**PROBLEM**
Pull out from the material below all lines with "this".

**LISTING**
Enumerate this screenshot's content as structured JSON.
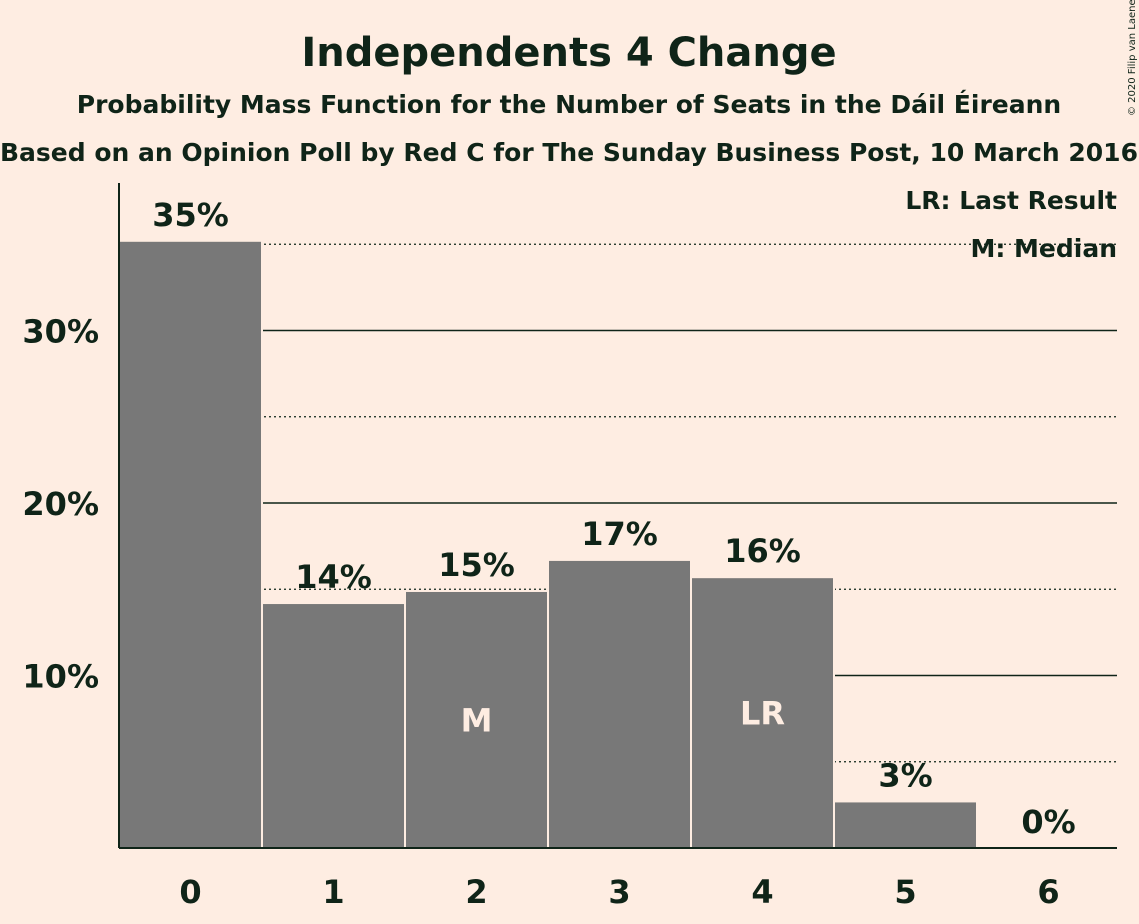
{
  "title": "Independents 4 Change",
  "subtitle1": "Probability Mass Function for the Number of Seats in the Dáil Éireann",
  "subtitle2": "Based on an Opinion Poll by Red C for The Sunday Business Post, 10 March 2016",
  "copyright": "© 2020 Filip van Laenen",
  "legend": {
    "last_result": "LR: Last Result",
    "median": "M: Median"
  },
  "colors": {
    "background": "#FEEDE2",
    "bar": "#787878",
    "text": "#0F2418"
  },
  "chart_data": {
    "type": "bar",
    "categories": [
      "0",
      "1",
      "2",
      "3",
      "4",
      "5",
      "6"
    ],
    "values": [
      35.2,
      14.2,
      14.9,
      16.7,
      15.7,
      2.7,
      0.0
    ],
    "data_labels": [
      "35%",
      "14%",
      "15%",
      "17%",
      "16%",
      "3%",
      "0%"
    ],
    "ylim": [
      0,
      38.5
    ],
    "y_ticks": [
      10,
      20,
      30
    ],
    "y_tick_labels": [
      "10%",
      "20%",
      "30%"
    ],
    "dotted_gridlines": [
      5,
      15,
      25,
      35
    ],
    "solid_gridlines": [
      10,
      20,
      30
    ],
    "median_index": 2,
    "median_label": "M",
    "last_result_index": 4,
    "last_result_label": "LR",
    "legend_position": "top-right"
  }
}
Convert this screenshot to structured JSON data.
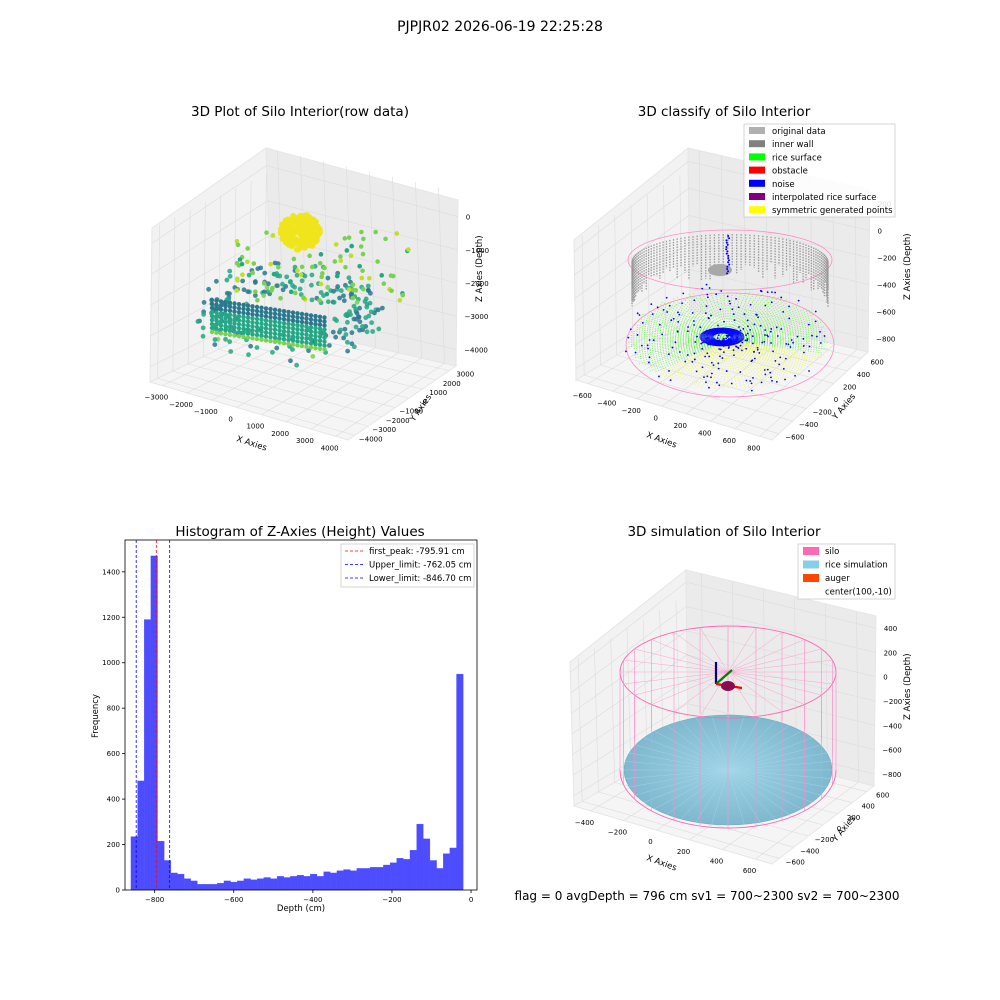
{
  "suptitle": "PJPJR02 2026-06-19 22:25:28",
  "status_text": "flag = 0     avgDepth = 796 cm  sv1 = 700~2300  sv2 = 700~2300",
  "chart_data": [
    {
      "type": "scatter",
      "title": "3D Plot of Silo Interior(row data)",
      "xlabel": "X Axies",
      "ylabel": "Y Axies",
      "zlabel": "Z Axies (Depth)",
      "x_ticks": [
        "−3000",
        "−2000",
        "−1000",
        "0",
        "1000",
        "2000",
        "3000",
        "4000"
      ],
      "y_ticks": [
        "3000",
        "2000",
        "1000",
        "0",
        "−1000",
        "−2000",
        "−3000",
        "−4000"
      ],
      "z_ticks": [
        "0",
        "−1000",
        "−2000",
        "−3000",
        "−4000"
      ],
      "xlim": [
        -3500,
        4500
      ],
      "ylim": [
        -4500,
        3500
      ],
      "zlim": [
        -4500,
        200
      ],
      "colormap": "viridis"
    },
    {
      "type": "scatter",
      "title": "3D classify of Silo Interior",
      "xlabel": "X Axies",
      "ylabel": "Y Axies",
      "zlabel": "Z Axies (Depth)",
      "x_ticks": [
        "−600",
        "−400",
        "−200",
        "0",
        "200",
        "400",
        "600",
        "800"
      ],
      "y_ticks": [
        "600",
        "400",
        "200",
        "0",
        "−200",
        "−400",
        "−600"
      ],
      "z_ticks": [
        "200",
        "0",
        "−200",
        "−400",
        "−600",
        "−800"
      ],
      "legend_position": "top-right",
      "legend": [
        {
          "label": "original data",
          "color": "#b0b0b0"
        },
        {
          "label": "inner wall",
          "color": "#808080"
        },
        {
          "label": "rice surface",
          "color": "#00ff00"
        },
        {
          "label": "obstacle",
          "color": "#ff0000"
        },
        {
          "label": "noise",
          "color": "#0000ff"
        },
        {
          "label": "interpolated rice surface",
          "color": "#800080"
        },
        {
          "label": "symmetric generated points",
          "color": "#ffff00"
        }
      ]
    },
    {
      "type": "bar",
      "title": "Histogram of Z-Axies (Height) Values",
      "xlabel": "Depth (cm)",
      "ylabel": "Frequency",
      "xlim": [
        -875,
        15
      ],
      "ylim": [
        0,
        1540
      ],
      "x_ticks": [
        -800,
        -600,
        -400,
        -200,
        0
      ],
      "x_tick_labels": [
        "−800",
        "−600",
        "−400",
        "−200",
        "0"
      ],
      "y_ticks": [
        0,
        200,
        400,
        600,
        800,
        1000,
        1200,
        1400
      ],
      "bar_color": "#4d4dff",
      "bin_start": -860,
      "bin_width": 16.8,
      "values": [
        235,
        480,
        1190,
        1470,
        215,
        130,
        75,
        70,
        50,
        40,
        25,
        25,
        25,
        30,
        40,
        35,
        40,
        50,
        45,
        50,
        55,
        50,
        60,
        55,
        60,
        65,
        60,
        70,
        60,
        80,
        75,
        85,
        90,
        85,
        95,
        95,
        100,
        100,
        110,
        120,
        140,
        135,
        175,
        290,
        225,
        130,
        95,
        160,
        185,
        950
      ],
      "lines": [
        {
          "label": "first_peak: -795.91 cm",
          "x": -795.91,
          "color": "#ff0000"
        },
        {
          "label": "Upper_limit: -762.05 cm",
          "x": -762.05,
          "color": "#0000ff"
        },
        {
          "label": "Lower_limit: -846.70 cm",
          "x": -846.7,
          "color": "#0000ff"
        }
      ],
      "legend_position": "top-right"
    },
    {
      "type": "scatter",
      "title": "3D simulation of Silo Interior",
      "xlabel": "X Axies",
      "ylabel": "Y Axies",
      "zlabel": "Z Axies (Depth)",
      "x_ticks": [
        "−400",
        "−200",
        "0",
        "200",
        "400",
        "600"
      ],
      "y_ticks": [
        "600",
        "400",
        "200",
        "0",
        "−200",
        "−400",
        "−600"
      ],
      "z_ticks": [
        "400",
        "200",
        "0",
        "−200",
        "−400",
        "−600",
        "−800"
      ],
      "legend_position": "top-right",
      "legend": [
        {
          "label": "silo",
          "color": "#ff69b4"
        },
        {
          "label": "rice simulation",
          "color": "#87ceeb"
        },
        {
          "label": "auger",
          "color": "#ff4500"
        },
        {
          "label": "center(100,-10)",
          "color": "none"
        }
      ]
    }
  ]
}
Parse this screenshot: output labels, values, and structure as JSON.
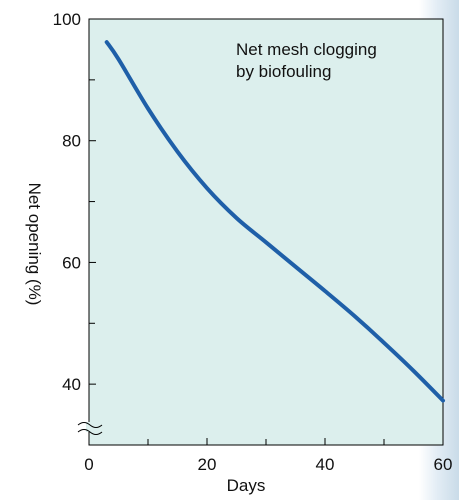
{
  "chart_data": {
    "type": "line",
    "title": "",
    "xlabel": "Days",
    "ylabel": "Net opening (%)",
    "annotation": [
      "Net mesh clogging",
      "by biofouling"
    ],
    "xlim": [
      0,
      60
    ],
    "ylim": [
      30,
      100
    ],
    "x_major_ticks": [
      0,
      20,
      40,
      60
    ],
    "x_minor_ticks": [
      10,
      30,
      50
    ],
    "y_major_ticks": [
      40,
      60,
      80,
      100
    ],
    "y_minor_ticks": [
      50,
      70,
      90
    ],
    "x_tick_labels": [
      "0",
      "20",
      "40",
      "60"
    ],
    "y_tick_labels": [
      "40",
      "60",
      "80",
      "100"
    ],
    "axis_break_on_y": true,
    "grid": false,
    "series": [
      {
        "x": [
          3,
          5,
          10,
          15,
          20,
          25,
          30,
          35,
          40,
          45,
          50,
          55,
          60
        ],
        "y": [
          96.2,
          93.4,
          85.3,
          78.2,
          72.2,
          67.3,
          63.3,
          59.3,
          55.3,
          51.2,
          46.8,
          42.2,
          37.3
        ]
      }
    ],
    "colors": {
      "line": "#1f5fa8",
      "plot_background": "#dcefed",
      "axis": "#000000",
      "side_glow": "#c9dbe8"
    }
  }
}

**SOLVED EXERCISE**
Enumerate this screenshot's content as structured JSON.
Convert this screenshot to structured JSON data.
Parse this screenshot: output labels, values, and structure as JSON.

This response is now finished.